Aim
List each line of the data that holds the string "text".

************

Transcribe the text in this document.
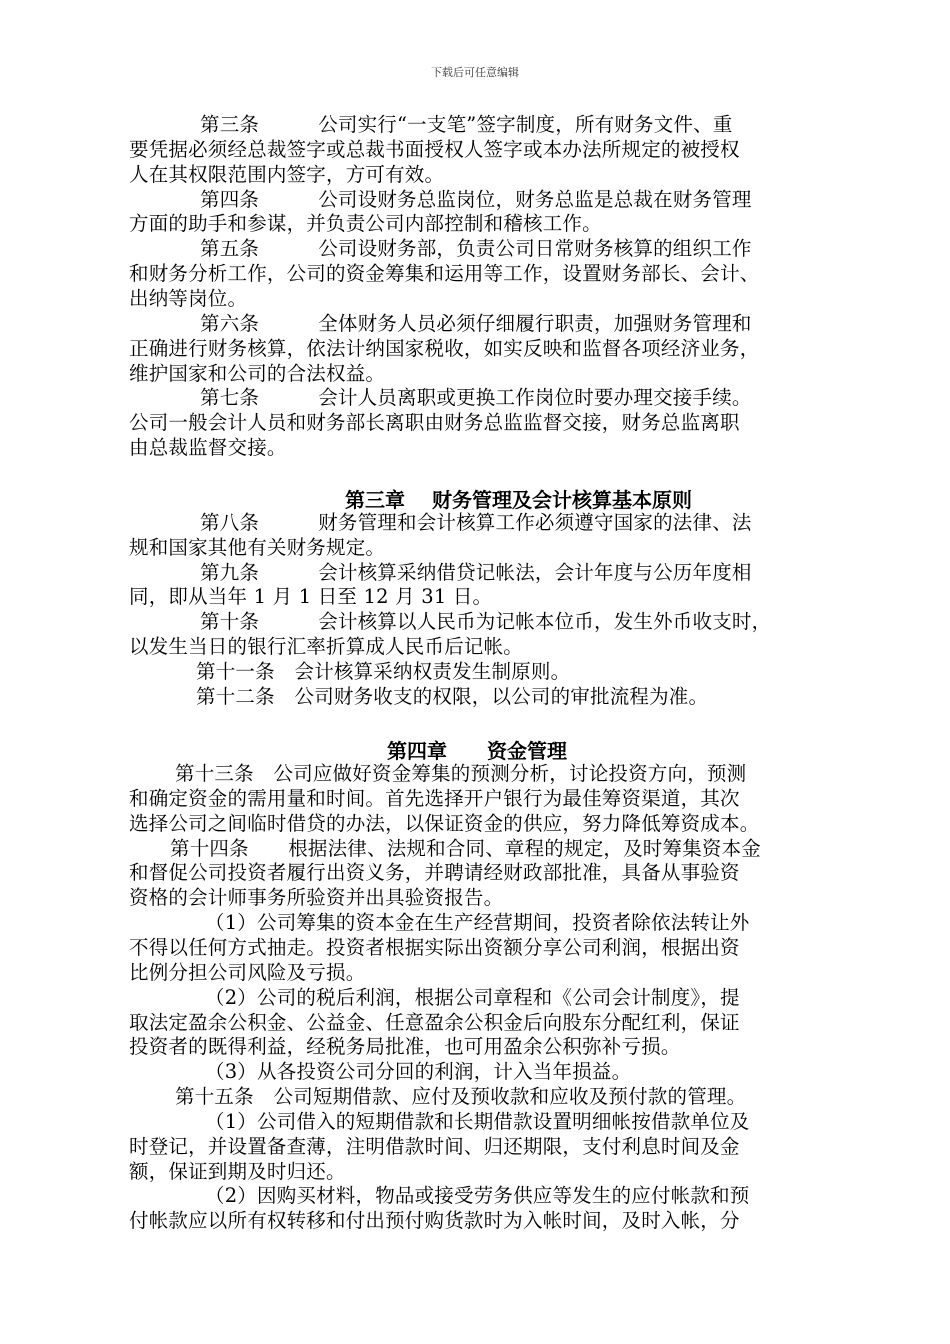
下载后可任意编辑
第三条　　　公司实行“一支笔”签字制度，所有财务文件、重
要凭据必须经总裁签字或总裁书面授权人签字或本办法所规定的被授权
人在其权限范围内签字，方可有效。
第四条　　　公司设财务总监岗位，财务总监是总裁在财务管理
方面的助手和参谋，并负责公司内部控制和稽核工作。
第五条　　　公司设财务部，负责公司日常财务核算的组织工作
和财务分析工作，公司的资金筹集和运用等工作，设置财务部长、会计、
出纳等岗位。
第六条　　　全体财务人员必须仔细履行职责，加强财务管理和
正确进行财务核算，依法计纳国家税收，如实反映和监督各项经济业务，
维护国家和公司的合法权益。
第七条　　　会计人员离职或更换工作岗位时要办理交接手续。
公司一般会计人员和财务部长离职由财务总监监督交接，财务总监离职
由总裁监督交接。
第八条　　　财务管理和会计核算工作必须遵守国家的法律、法
规和国家其他有关财务规定。
第九条　　　会计核算采纳借贷记帐法，会计年度与公历年度相
同，即从当年 1 月 1 日至 12 月 31 日。
第十条　　　会计核算以人民币为记帐本位币，发生外币收支时，
以发生当日的银行汇率折算成人民币后记帐。
第十一条　会计核算采纳权责发生制原则。
第十二条　公司财务收支的权限，以公司的审批流程为准。
第十三条　公司应做好资金筹集的预测分析，讨论投资方向，预测
和确定资金的需用量和时间。首先选择开户银行为最佳筹资渠道，其次
选择公司之间临时借贷的办法，以保证资金的供应，努力降低筹资成本。
第十四条　　根据法律、法规和合同、章程的规定，及时筹集资本金
和督促公司投资者履行出资义务，并聘请经财政部批准，具备从事验资
资格的会计师事务所验资并出具验资报告。
（1）公司筹集的资本金在生产经营期间，投资者除依法转让外
不得以任何方式抽走。投资者根据实际出资额分享公司利润，根据出资
比例分担公司风险及亏损。
（2）公司的税后利润，根据公司章程和《公司会计制度》，提
取法定盈余公积金、公益金、任意盈余公积金后向股东分配红利，保证
投资者的既得利益，经税务局批准，也可用盈余公积弥补亏损。
（3）从各投资公司分回的利润，计入当年损益。
第十五条　公司短期借款、应付及预收款和应收及预付款的管理。
（1）公司借入的短期借款和长期借款设置明细帐按借款单位及
时登记，并设置备查薄，注明借款时间、归还期限，支付利息时间及金
额，保证到期及时归还。
（2）因购买材料，物品或接受劳务供应等发生的应付帐款和预
付帐款应以所有权转移和付出预付购货款时为入帐时间，及时入帐，分
第三章　 财务管理及会计核算基本原则
第四章　　资金管理
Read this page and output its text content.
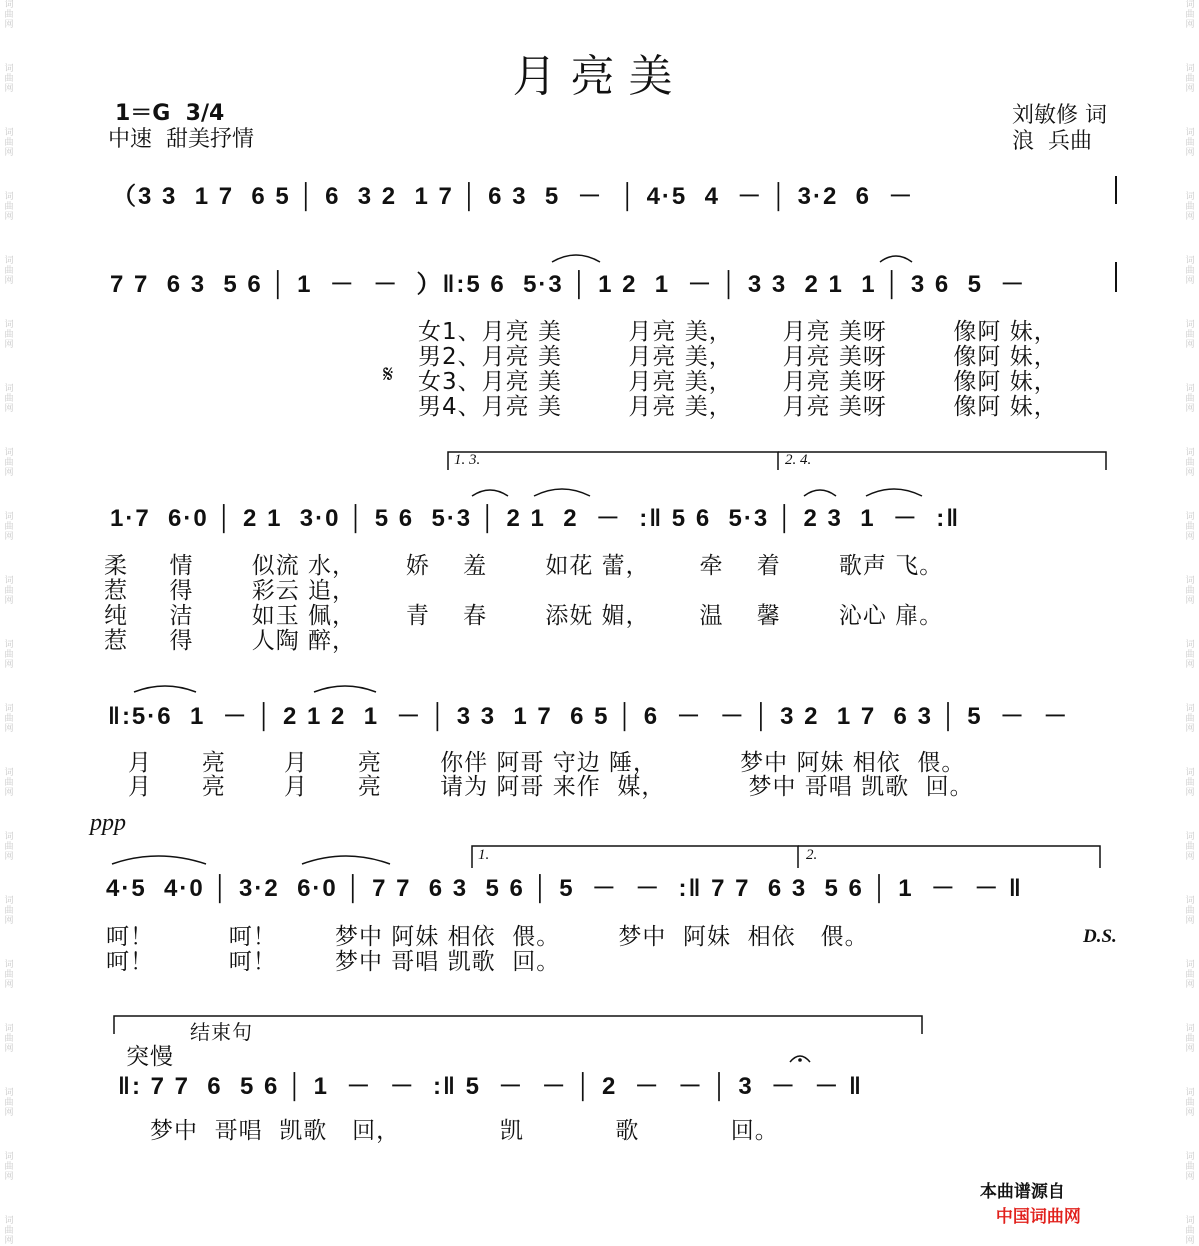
词曲网
词曲网
词曲网
词曲网
词曲网
词曲网
词曲网
词曲网
词曲网
词曲网
词曲网
词曲网
词曲网
词曲网
词曲网
词曲网
词曲网
词曲网
词曲网
词曲网
词曲网
词曲网
词曲网
词曲网
词曲网
词曲网
词曲网
词曲网
词曲网
词曲网
词曲网
词曲网
词曲网
词曲网
词曲网
词曲网
词曲网
词曲网
词曲网
词曲网
月亮美
1＝G  3/4
中速  甜美抒情
刘敏修 词
浪  兵曲
（3 3  1 7  6 5 │ 6  3 2  1 7 │ 6 3  5  －  │ 4·5  4  － │ 3·2  6  －
7 7  6 3  5 6 │ 1  －  －  ）‖:5 6  5·3 │ 1 2  1  － │ 3 3  2 1  1 │ 3 6  5  －
𝄋
女1、月亮 美        月亮 美，      月亮 美呀        像阿 妹，
男2、月亮 美        月亮 美，      月亮 美呀        像阿 妹，
女3、月亮 美        月亮 美，      月亮 美呀        像阿 妹，
男4、月亮 美        月亮 美，      月亮 美呀        像阿 妹，
1. 3.	2. 4.
1·7  6·0 │ 2 1  3·0 │ 5 6  5·3 │ 2 1  2  －  :‖ 5 6  5·3 │ 2 3  1  －  :‖
柔     情       似流 水，      娇    羞       如花 蕾，      牵    着       歌声 飞。
惹     得       彩云 追，
纯     洁       如玉 佩，      青    春       添妩 媚，      温    馨       沁心 扉。
惹     得       人陶 醉，
‖:5·6  1  － │ 2 1 2  1  － │ 3 3  1 7  6 5 │ 6  －  － │ 3 2  1 7  6 3 │ 5  －  －
月      亮       月      亮       你伴 阿哥 守边 陲，          梦中 阿妹 相依  偎。
月      亮       月      亮       请为 阿哥 来作  媒，          梦中 哥唱 凯歌  回。
ppp
1.	2.
4·5  4·0 │ 3·2  6·0 │ 7 7  6 3  5 6 │ 5  －  －  :‖ 7 7  6 3  5 6 │ 1  －  － ‖
呵！         呵！       梦中 阿妹 相依  偎。       梦中  阿妹  相依   偎。
呵！         呵！       梦中 哥唱 凯歌  回。
D.S.
结束句
突慢
‖: 7 7  6  5 6 │ 1  －  －  :‖ 5  －  － │ 2  －  － │ 3  －  － ‖
梦中  哥唱  凯歌   回，            凯           歌           回。

本曲谱源自
中国词曲网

************

Solved problem
Transcribe the text in this document.
Read this page and output its text content.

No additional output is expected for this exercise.